### To be done
All records are to be retyped faithfully and completely.

### Exercise materials
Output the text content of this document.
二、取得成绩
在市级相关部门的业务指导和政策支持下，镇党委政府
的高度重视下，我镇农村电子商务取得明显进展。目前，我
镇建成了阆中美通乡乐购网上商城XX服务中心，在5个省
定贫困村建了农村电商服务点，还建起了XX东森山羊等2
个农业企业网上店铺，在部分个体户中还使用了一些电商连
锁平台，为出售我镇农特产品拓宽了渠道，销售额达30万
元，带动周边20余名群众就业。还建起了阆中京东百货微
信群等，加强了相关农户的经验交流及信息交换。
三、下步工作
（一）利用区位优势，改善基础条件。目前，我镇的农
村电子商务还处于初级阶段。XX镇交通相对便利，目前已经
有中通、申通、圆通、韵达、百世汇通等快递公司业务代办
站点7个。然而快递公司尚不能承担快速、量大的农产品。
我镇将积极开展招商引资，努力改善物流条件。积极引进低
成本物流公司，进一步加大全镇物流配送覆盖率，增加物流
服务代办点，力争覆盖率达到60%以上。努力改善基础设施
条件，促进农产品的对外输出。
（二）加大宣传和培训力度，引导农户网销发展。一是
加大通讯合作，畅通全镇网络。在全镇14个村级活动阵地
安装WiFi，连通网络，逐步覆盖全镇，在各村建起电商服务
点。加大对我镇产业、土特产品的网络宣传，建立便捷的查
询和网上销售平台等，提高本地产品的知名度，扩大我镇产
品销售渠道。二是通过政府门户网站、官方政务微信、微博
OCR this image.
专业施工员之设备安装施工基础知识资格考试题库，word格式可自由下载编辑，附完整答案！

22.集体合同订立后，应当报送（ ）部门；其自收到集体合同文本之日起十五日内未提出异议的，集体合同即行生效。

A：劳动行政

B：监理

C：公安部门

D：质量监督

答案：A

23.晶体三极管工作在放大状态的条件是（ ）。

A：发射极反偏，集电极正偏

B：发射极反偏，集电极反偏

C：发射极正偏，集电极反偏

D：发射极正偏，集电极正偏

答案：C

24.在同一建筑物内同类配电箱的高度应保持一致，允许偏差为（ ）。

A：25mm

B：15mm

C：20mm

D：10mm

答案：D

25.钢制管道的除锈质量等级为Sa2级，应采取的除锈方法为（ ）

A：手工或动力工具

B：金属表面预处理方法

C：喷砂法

### Output for this exercise
Output the text content of this document.
二、取得成绩
在市级相关部门的业务指导和政策支持下，镇党委政府
的高度重视下，我镇农村电子商务取得明显进展。目前，我
镇建成了阆中美通乡乐购网上商城XX服务中心，在5个省
定贫困村建了农村电商服务点，还建起了XX东森山羊等2
个农业企业网上店铺，在部分个体户中还使用了一些电商连
锁平台，为出售我镇农特产品拓宽了渠道，销售额达30万
元，带动周边20余名群众就业。还建起了阆中京东百货微
信群等，加强了相关农户的经验交流及信息交换。
三、下步工作
（一）利用区位优势，改善基础条件。目前，我镇的农
村电子商务还处于初级阶段。XX镇交通相对便利，目前已经
有中通、申通、圆通、韵达、百世汇通等快递公司业务代办
站点7个。然而快递公司尚不能承担快速、量大的农产品。
我镇将积极开展招商引资，努力改善物流条件。积极引进低
成本物流公司，进一步加大全镇物流配送覆盖率，增加物流
服务代办点，力争覆盖率达到60%以上。努力改善基础设施
条件，促进农产品的对外输出。
（二）加大宣传和培训力度，引导农户网销发展。一是
加大通讯合作，畅通全镇网络。在全镇14个村级活动阵地
安装WiFi，连通网络，逐步覆盖全镇，在各村建起电商服务
点。加大对我镇产业、土特产品的网络宣传，建立便捷的查
询和网上销售平台等，提高本地产品的知名度，扩大我镇产
品销售渠道。二是通过政府门户网站、官方政务微信、微博
OCR this image.
专业施工员之设备安装施工基础知识资格考试题库，word格式可自由下载编辑，附完整答案！

22.集体合同订立后，应当报送（ ）部门；其自收到集体合同文本之日起十五日内未提出异议的，集体合同即行生效。

A：劳动行政

B：监理

C：公安部门

D：质量监督

答案：A

23.晶体三极管工作在放大状态的条件是（ ）。

A：发射极反偏，集电极正偏

B：发射极反偏，集电极反偏

C：发射极正偏，集电极反偏

D：发射极正偏，集电极正偏

答案：C

24.在同一建筑物内同类配电箱的高度应保持一致，允许偏差为（ ）。

A：25mm

B：15mm

C：20mm

D：10mm

答案：D

25.钢制管道的除锈质量等级为Sa2级，应采取的除锈方法为（ ）

A：手工或动力工具

B：金属表面预处理方法

C：喷砂法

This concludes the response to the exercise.